◆ **DATA**:

◆ ◆ ◆ ◆ ◆ ◆ ◆

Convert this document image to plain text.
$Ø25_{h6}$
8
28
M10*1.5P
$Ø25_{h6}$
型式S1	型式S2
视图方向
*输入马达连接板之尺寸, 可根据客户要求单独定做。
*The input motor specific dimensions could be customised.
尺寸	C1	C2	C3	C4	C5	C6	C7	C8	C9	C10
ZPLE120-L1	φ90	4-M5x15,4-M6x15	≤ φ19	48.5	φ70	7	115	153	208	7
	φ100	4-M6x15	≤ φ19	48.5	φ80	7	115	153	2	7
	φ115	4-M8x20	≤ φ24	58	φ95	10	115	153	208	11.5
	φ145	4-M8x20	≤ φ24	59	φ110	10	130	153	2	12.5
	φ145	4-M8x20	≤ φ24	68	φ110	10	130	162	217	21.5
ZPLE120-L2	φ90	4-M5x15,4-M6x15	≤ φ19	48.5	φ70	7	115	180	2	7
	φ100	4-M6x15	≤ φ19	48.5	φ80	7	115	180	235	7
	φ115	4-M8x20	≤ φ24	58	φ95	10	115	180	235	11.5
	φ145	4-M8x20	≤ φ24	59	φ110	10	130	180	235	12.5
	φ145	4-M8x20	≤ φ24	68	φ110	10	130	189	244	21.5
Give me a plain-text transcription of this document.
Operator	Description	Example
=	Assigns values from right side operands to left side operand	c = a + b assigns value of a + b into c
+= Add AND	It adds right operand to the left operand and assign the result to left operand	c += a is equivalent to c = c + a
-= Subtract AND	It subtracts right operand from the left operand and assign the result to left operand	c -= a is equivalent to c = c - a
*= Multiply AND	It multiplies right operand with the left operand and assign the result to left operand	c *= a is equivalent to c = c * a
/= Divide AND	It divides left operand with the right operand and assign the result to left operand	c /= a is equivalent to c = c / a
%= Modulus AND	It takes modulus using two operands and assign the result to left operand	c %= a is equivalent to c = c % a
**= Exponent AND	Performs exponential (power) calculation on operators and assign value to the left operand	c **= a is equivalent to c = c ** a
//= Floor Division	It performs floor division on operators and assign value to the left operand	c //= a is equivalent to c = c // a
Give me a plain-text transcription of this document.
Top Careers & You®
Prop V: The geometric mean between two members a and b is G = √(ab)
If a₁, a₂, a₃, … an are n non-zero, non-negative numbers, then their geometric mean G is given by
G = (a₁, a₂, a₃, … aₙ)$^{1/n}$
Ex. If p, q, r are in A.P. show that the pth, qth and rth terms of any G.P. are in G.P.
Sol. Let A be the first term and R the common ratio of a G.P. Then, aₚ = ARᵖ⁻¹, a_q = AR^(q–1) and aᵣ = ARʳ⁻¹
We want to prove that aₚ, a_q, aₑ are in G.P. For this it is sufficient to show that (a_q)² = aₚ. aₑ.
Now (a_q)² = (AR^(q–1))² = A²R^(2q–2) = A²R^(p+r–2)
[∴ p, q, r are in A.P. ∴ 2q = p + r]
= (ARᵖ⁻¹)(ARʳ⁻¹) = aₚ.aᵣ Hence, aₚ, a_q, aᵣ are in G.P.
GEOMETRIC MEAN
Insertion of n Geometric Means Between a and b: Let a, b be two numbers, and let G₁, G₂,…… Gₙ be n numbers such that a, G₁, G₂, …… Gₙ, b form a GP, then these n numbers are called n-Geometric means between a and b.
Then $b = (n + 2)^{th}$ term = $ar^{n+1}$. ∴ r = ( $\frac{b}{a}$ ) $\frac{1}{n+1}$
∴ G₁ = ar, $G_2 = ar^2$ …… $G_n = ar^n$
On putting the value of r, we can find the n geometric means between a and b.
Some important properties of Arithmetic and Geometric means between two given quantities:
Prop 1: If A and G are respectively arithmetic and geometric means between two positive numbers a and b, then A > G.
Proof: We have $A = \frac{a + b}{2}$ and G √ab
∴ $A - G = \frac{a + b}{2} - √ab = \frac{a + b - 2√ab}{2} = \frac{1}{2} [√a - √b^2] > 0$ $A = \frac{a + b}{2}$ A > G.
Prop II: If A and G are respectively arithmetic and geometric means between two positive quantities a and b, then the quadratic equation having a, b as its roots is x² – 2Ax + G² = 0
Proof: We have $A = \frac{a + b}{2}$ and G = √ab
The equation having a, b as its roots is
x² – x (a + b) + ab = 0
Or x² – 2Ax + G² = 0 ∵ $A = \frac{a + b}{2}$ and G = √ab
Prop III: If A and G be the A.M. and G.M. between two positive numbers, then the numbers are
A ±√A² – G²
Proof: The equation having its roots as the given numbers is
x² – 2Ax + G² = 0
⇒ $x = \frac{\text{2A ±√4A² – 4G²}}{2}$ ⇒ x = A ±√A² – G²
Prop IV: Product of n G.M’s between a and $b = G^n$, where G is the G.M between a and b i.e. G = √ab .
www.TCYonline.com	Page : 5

◆ ◆ ◆ ◆ ◆ ◆ ◆

◆ **STATED PROBLEM**: Using the exact wording, write out all of the records.

◆ **PROBLEM SOLUTION**:
Convert this document image to plain text.
$Ø25_{h6}$
8
28
M10*1.5P
$Ø25_{h6}$
型式S1	型式S2
视图方向
*输入马达连接板之尺寸, 可根据客户要求单独定做。
*The input motor specific dimensions could be customised.
尺寸	C1	C2	C3	C4	C5	C6	C7	C8	C9	C10
ZPLE120-L1	φ90	4-M5x15,4-M6x15	≤ φ19	48.5	φ70	7	115	153	208	7
	φ100	4-M6x15	≤ φ19	48.5	φ80	7	115	153	2	7
	φ115	4-M8x20	≤ φ24	58	φ95	10	115	153	208	11.5
	φ145	4-M8x20	≤ φ24	59	φ110	10	130	153	2	12.5
	φ145	4-M8x20	≤ φ24	68	φ110	10	130	162	217	21.5
ZPLE120-L2	φ90	4-M5x15,4-M6x15	≤ φ19	48.5	φ70	7	115	180	2	7
	φ100	4-M6x15	≤ φ19	48.5	φ80	7	115	180	235	7
	φ115	4-M8x20	≤ φ24	58	φ95	10	115	180	235	11.5
	φ145	4-M8x20	≤ φ24	59	φ110	10	130	180	235	12.5
	φ145	4-M8x20	≤ φ24	68	φ110	10	130	189	244	21.5
Give me a plain-text transcription of this document.
Operator	Description	Example
=	Assigns values from right side operands to left side operand	c = a + b assigns value of a + b into c
+= Add AND	It adds right operand to the left operand and assign the result to left operand	c += a is equivalent to c = c + a
-= Subtract AND	It subtracts right operand from the left operand and assign the result to left operand	c -= a is equivalent to c = c - a
*= Multiply AND	It multiplies right operand with the left operand and assign the result to left operand	c *= a is equivalent to c = c * a
/= Divide AND	It divides left operand with the right operand and assign the result to left operand	c /= a is equivalent to c = c / a
%= Modulus AND	It takes modulus using two operands and assign the result to left operand	c %= a is equivalent to c = c % a
**= Exponent AND	Performs exponential (power) calculation on operators and assign value to the left operand	c **= a is equivalent to c = c ** a
//= Floor Division	It performs floor division on operators and assign value to the left operand	c //= a is equivalent to c = c // a
Give me a plain-text transcription of this document.
Top Careers & You®
Prop V: The geometric mean between two members a and b is G = √(ab)
If a₁, a₂, a₃, … an are n non-zero, non-negative numbers, then their geometric mean G is given by
G = (a₁, a₂, a₃, … aₙ)$^{1/n}$
Ex. If p, q, r are in A.P. show that the pth, qth and rth terms of any G.P. are in G.P.
Sol. Let A be the first term and R the common ratio of a G.P. Then, aₚ = ARᵖ⁻¹, a_q = AR^(q–1) and aᵣ = ARʳ⁻¹
We want to prove that aₚ, a_q, aₑ are in G.P. For this it is sufficient to show that (a_q)² = aₚ. aₑ.
Now (a_q)² = (AR^(q–1))² = A²R^(2q–2) = A²R^(p+r–2)
[∴ p, q, r are in A.P. ∴ 2q = p + r]
= (ARᵖ⁻¹)(ARʳ⁻¹) = aₚ.aᵣ Hence, aₚ, a_q, aᵣ are in G.P.
GEOMETRIC MEAN
Insertion of n Geometric Means Between a and b: Let a, b be two numbers, and let G₁, G₂,…… Gₙ be n numbers such that a, G₁, G₂, …… Gₙ, b form a GP, then these n numbers are called n-Geometric means between a and b.
Then $b = (n + 2)^{th}$ term = $ar^{n+1}$. ∴ r = ( $\frac{b}{a}$ ) $\frac{1}{n+1}$
∴ G₁ = ar, $G_2 = ar^2$ …… $G_n = ar^n$
On putting the value of r, we can find the n geometric means between a and b.
Some important properties of Arithmetic and Geometric means between two given quantities:
Prop 1: If A and G are respectively arithmetic and geometric means between two positive numbers a and b, then A > G.
Proof: We have $A = \frac{a + b}{2}$ and G √ab
∴ $A - G = \frac{a + b}{2} - √ab = \frac{a + b - 2√ab}{2} = \frac{1}{2} [√a - √b^2] > 0$ $A = \frac{a + b}{2}$ A > G.
Prop II: If A and G are respectively arithmetic and geometric means between two positive quantities a and b, then the quadratic equation having a, b as its roots is x² – 2Ax + G² = 0
Proof: We have $A = \frac{a + b}{2}$ and G = √ab
The equation having a, b as its roots is
x² – x (a + b) + ab = 0
Or x² – 2Ax + G² = 0 ∵ $A = \frac{a + b}{2}$ and G = √ab
Prop III: If A and G be the A.M. and G.M. between two positive numbers, then the numbers are
A ±√A² – G²
Proof: The equation having its roots as the given numbers is
x² – 2Ax + G² = 0
⇒ $x = \frac{\text{2A ±√4A² – 4G²}}{2}$ ⇒ x = A ±√A² – G²
Prop IV: Product of n G.M’s between a and $b = G^n$, where G is the G.M between a and b i.e. G = √ab .
www.TCYonline.com	Page : 5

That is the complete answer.